Goal: Scan the records for the word "privato". Copy each line that includes it.

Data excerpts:
+ + + + + + +

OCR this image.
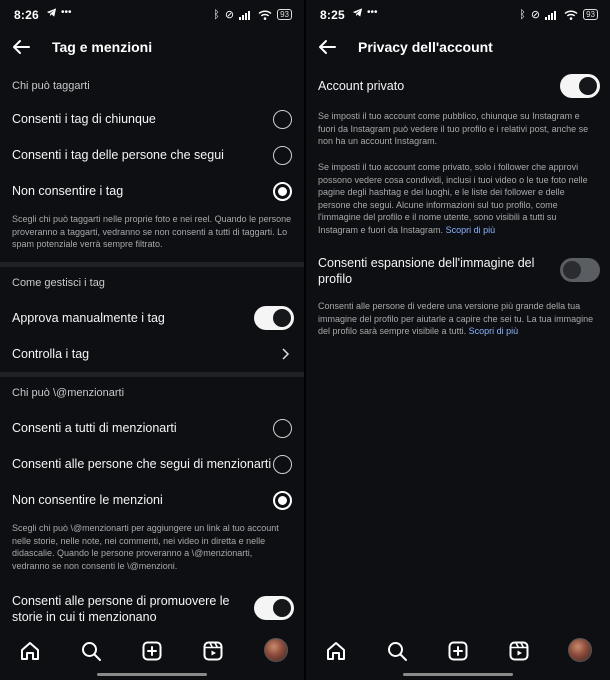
8:26 •••	ᛒ ⊘	93
Tag e menzioni
Chi può taggarti
Consenti i tag di chiunque
Consenti i tag delle persone che segui
Non consentire i tag
Scegli chi può taggarti nelle proprie foto e nei reel. Quando le persone proveranno a taggarti, vedranno se non consenti a tutti di taggarti. Lo spam potenziale verrà sempre filtrato.
Come gestisci i tag
Approva manualmente i tag
Controlla i tag
Chi può \@menzionarti
Consenti a tutti di menzionarti
Consenti alle persone che segui di menzionarti
Non consentire le menzioni
Scegli chi può \@menzionarti per aggiungere un link al tuo account nelle storie, nelle note, nei commenti, nei video in diretta e nelle didascalie. Quando le persone proveranno a \@menzionarti, vedranno se non consenti le \@menzioni.
Consenti alle persone di promuovere le storie in cui ti menzionano
8:25 •••	ᛒ ⊘	93
Privacy dell'account
Account privato
Se imposti il tuo account come pubblico, chiunque su Instagram e fuori da Instagram può vedere il tuo profilo e i relativi post, anche se non ha un account Instagram.
Se imposti il tuo account come privato, solo i follower che approvi possono vedere cosa condividi, inclusi i tuoi video o le tue foto nelle pagine degli hashtag e dei luoghi, e le liste dei follower e delle persone che segui. Alcune informazioni sul tuo profilo, come l'immagine del profilo e il nome utente, sono visibili a tutti su Instagram e fuori da Instagram. Scopri di più
Consenti espansione dell'immagine del profilo
Consenti alle persone di vedere una versione più grande della tua immagine del profilo per aiutarle a capire che sei tu. La tua immagine del profilo sarà sempre visibile a tutti. Scopri di più
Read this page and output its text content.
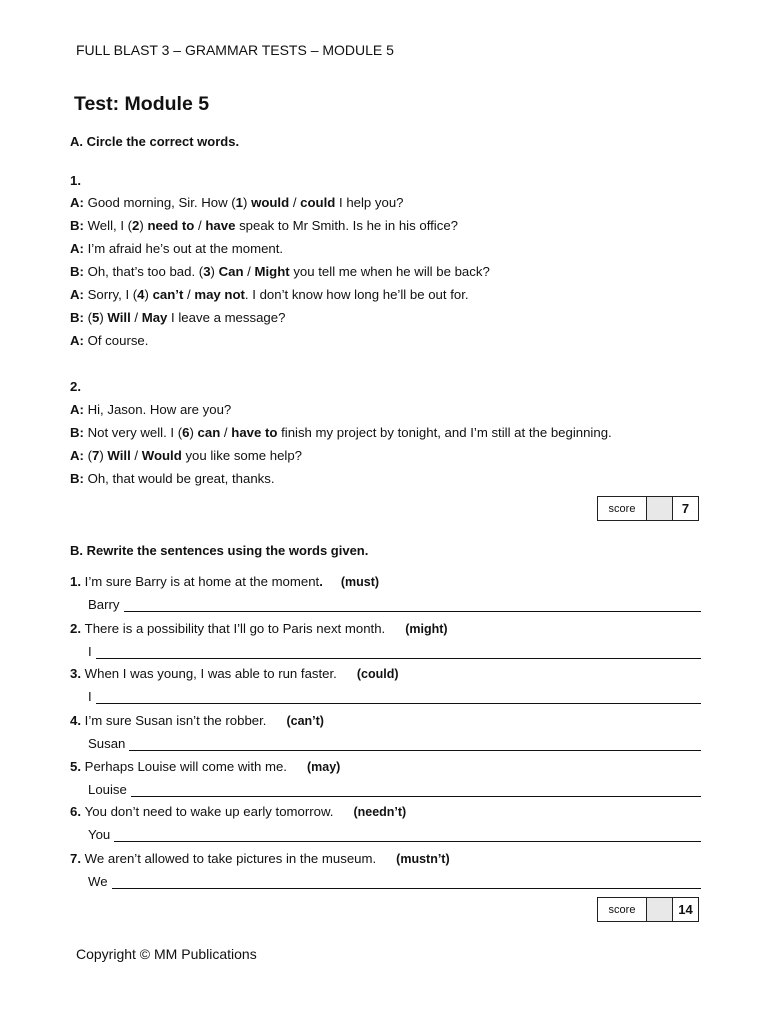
FULL BLAST 3 – GRAMMAR TESTS – MODULE 5
Test: Module 5
A. Circle the correct words.
1.
A: Good morning, Sir. How (1) would / could I help you?
B: Well, I (2) need to / have speak to Mr Smith. Is he in his office?
A: I’m afraid he’s out at the moment.
B: Oh, that’s too bad. (3) Can / Might you tell me when he will be back?
A: Sorry, I (4) can’t / may not. I don’t know how long he’ll be out for.
B: (5) Will / May I leave a message?
A: Of course.
2.
A: Hi, Jason. How are you?
B: Not very well. I (6) can / have to finish my project by tonight, and I’m still at the beginning.
A: (7) Will / Would you like some help?
B: Oh, that would be great, thanks.
score	7
B. Rewrite the sentences using the words given.
1. I’m sure Barry is at home at the moment. (must)
Barry
2. There is a possibility that I’ll go to Paris next month. (might)
I
3. When I was young, I was able to run faster. (could)
I
4. I’m sure Susan isn’t the robber. (can’t)
Susan
5. Perhaps Louise will come with me. (may)
Louise
6. You don’t need to wake up early tomorrow. (needn’t)
You
7. We aren’t allowed to take pictures in the museum. (mustn’t)
We
score	14
Copyright © MM Publications
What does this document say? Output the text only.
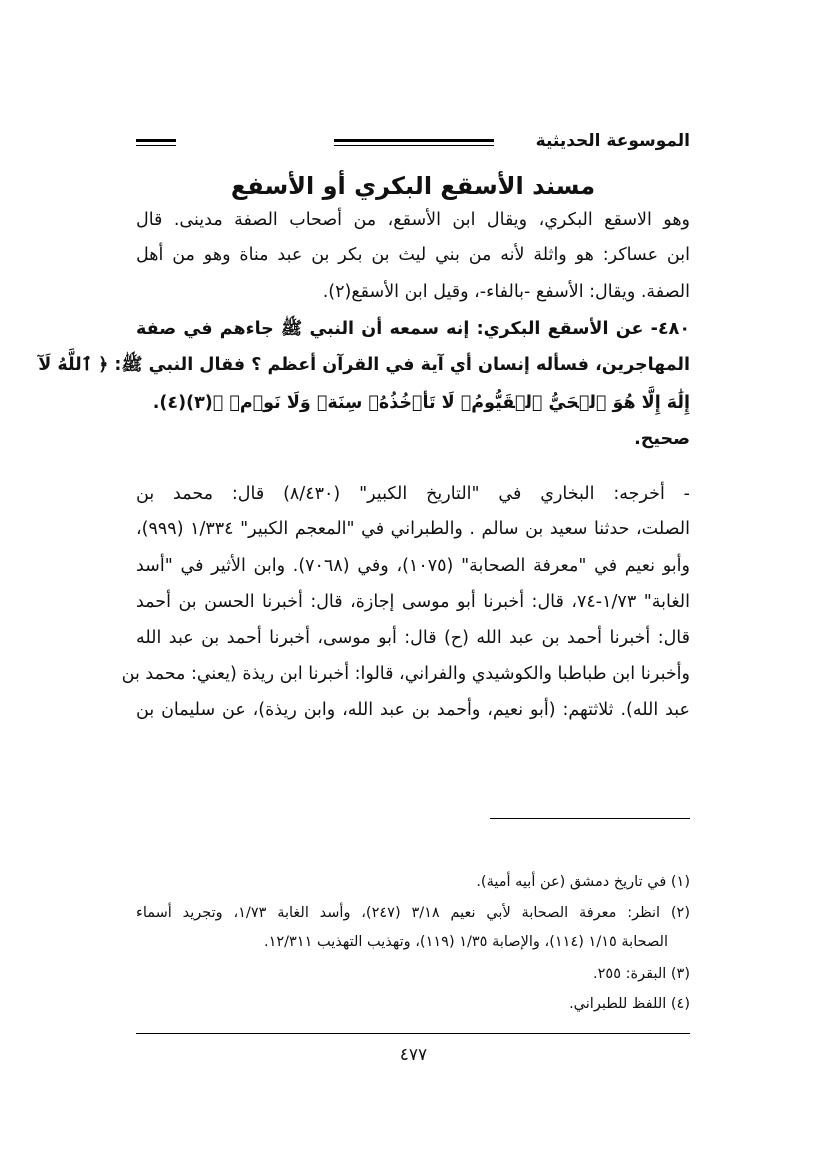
الموسوعة الحديثية
مسند الأسقع البكري أو الأسفع
وهو الاسقع البكري، ويقال ابن الأسقع، من أصحاب الصفة مدينى. قال
ابن عساكر: هو واثلة لأنه من بني ليث بن بكر بن عبد مناة وهو من أهل
الصفة. ويقال: الأسفع -بالفاء-، وقيل ابن الأسقع(٢).
٤٨٠- عن الأسقع البكري: إنه سمعه أن النبي ﷺ جاءهم في صفة
المهاجرين، فسأله إنسان أي آية في القرآن أعظم ؟ فقال النبي ﷺ: ﴿ ٱللَّهُ لَآ
إِلَٰهَ إِلَّا هُوَ ٱلۡحَيُّ ٱلۡقَيُّومُۚ لَا تَأۡخُذُهُۥ سِنَةٞ وَلَا نَوۡمٞ ﴾(٣)(٤).
صحيح.
- أخرجه: البخاري في "التاريخ الكبير" (٨/٤٣٠) قال: محمد بن
الصلت، حدثنا سعيد بن سالم . والطبراني في "المعجم الكبير" ١/٣٣٤ (٩٩٩)،
وأبو نعيم في "معرفة الصحابة" (١٠٧٥)، وفي (٧٠٦٨). وابن الأثير في "أسد
الغابة" ١/٧٣-٧٤، قال: أخبرنا أبو موسى إجازة، قال: أخبرنا الحسن بن أحمد
قال: أخبرنا أحمد بن عبد الله (ح) قال: أبو موسى، أخبرنا أحمد بن عبد الله
وأخبرنا ابن طباطبا والكوشيدي والفراني، قالوا: أخبرنا ابن ريذة (يعني: محمد بن
عبد الله). ثلاثتهم: (أبو نعيم، وأحمد بن عبد الله، وابن ريذة)، عن سليمان بن
(١) في تاريخ دمشق (عن أبيه أمية).
(٢) انظر: معرفة الصحابة لأبي نعيم ٣/١٨ (٢٤٧)، وأسد الغابة ١/٧٣، وتجريد أسماء
الصحابة ١/١٥ (١١٤)، والإصابة ١/٣٥ (١١٩)، وتهذيب التهذيب ١٢/٣١١.
(٣) البقرة: ٢٥٥.
(٤) اللفظ للطبراني.
٤٧٧
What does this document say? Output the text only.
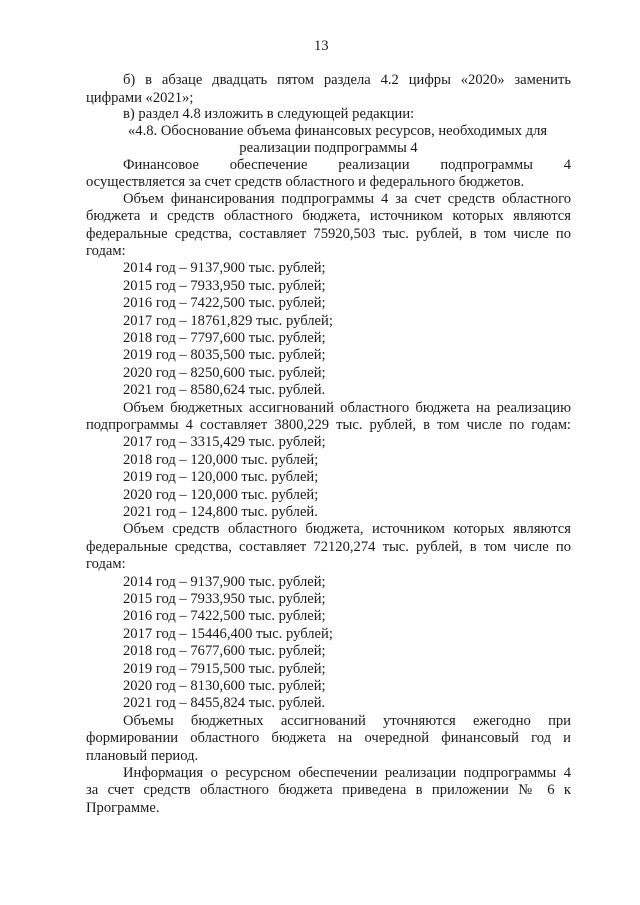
13
б) в абзаце двадцать пятом раздела 4.2 цифры «2020» заменить
цифрами «2021»;
в) раздел 4.8 изложить в следующей редакции:
«4.8. Обоснование объема финансовых ресурсов, необходимых для
реализации подпрограммы 4
Финансовое обеспечение реализации подпрограммы 4
осуществляется за счет средств областного и федерального бюджетов.
Объем финансирования подпрограммы 4 за счет средств областного
бюджета и средств областного бюджета, источником которых являются
федеральные средства, составляет 75920,503 тыс. рублей, в том числе по
годам:
2014 год – 9137,900 тыс. рублей;
2015 год – 7933,950 тыс. рублей;
2016 год – 7422,500 тыс. рублей;
2017 год – 18761,829 тыс. рублей;
2018 год – 7797,600 тыс. рублей;
2019 год – 8035,500 тыс. рублей;
2020 год – 8250,600 тыс. рублей;
2021 год – 8580,624 тыс. рублей.
Объем бюджетных ассигнований областного бюджета на реализацию
подпрограммы 4 составляет 3800,229 тыс. рублей, в том числе по годам:
2017 год – 3315,429 тыс. рублей;
2018 год – 120,000 тыс. рублей;
2019 год – 120,000 тыс. рублей;
2020 год – 120,000 тыс. рублей;
2021 год – 124,800 тыс. рублей.
Объем средств областного бюджета, источником которых являются
федеральные средства, составляет 72120,274 тыс. рублей, в том числе по
годам:
2014 год – 9137,900 тыс. рублей;
2015 год – 7933,950 тыс. рублей;
2016 год – 7422,500 тыс. рублей;
2017 год – 15446,400 тыс. рублей;
2018 год – 7677,600 тыс. рублей;
2019 год – 7915,500 тыс. рублей;
2020 год – 8130,600 тыс. рублей;
2021 год – 8455,824 тыс. рублей.
Объемы бюджетных ассигнований уточняются ежегодно при
формировании областного бюджета на очередной финансовый год и
плановый период.
Информация о ресурсном обеспечении реализации подпрограммы 4
за счет средств областного бюджета приведена в приложении № 6 к
Программе.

+ + + + + + +

Written reply:
Account privato
Se imposti il tuo account come privato, solo i follower che approvi possono vedere cosa condividi, inclusi i tuoi video o le tue foto nelle pagine degli hashtag e dei luoghi, e le liste dei follower e delle persone che segui. Alcune informazioni sul tuo profilo, come l'immagine del profilo e il nome utente, sono visibili a tutti su Instagram e fuori da Instagram. Scopri di più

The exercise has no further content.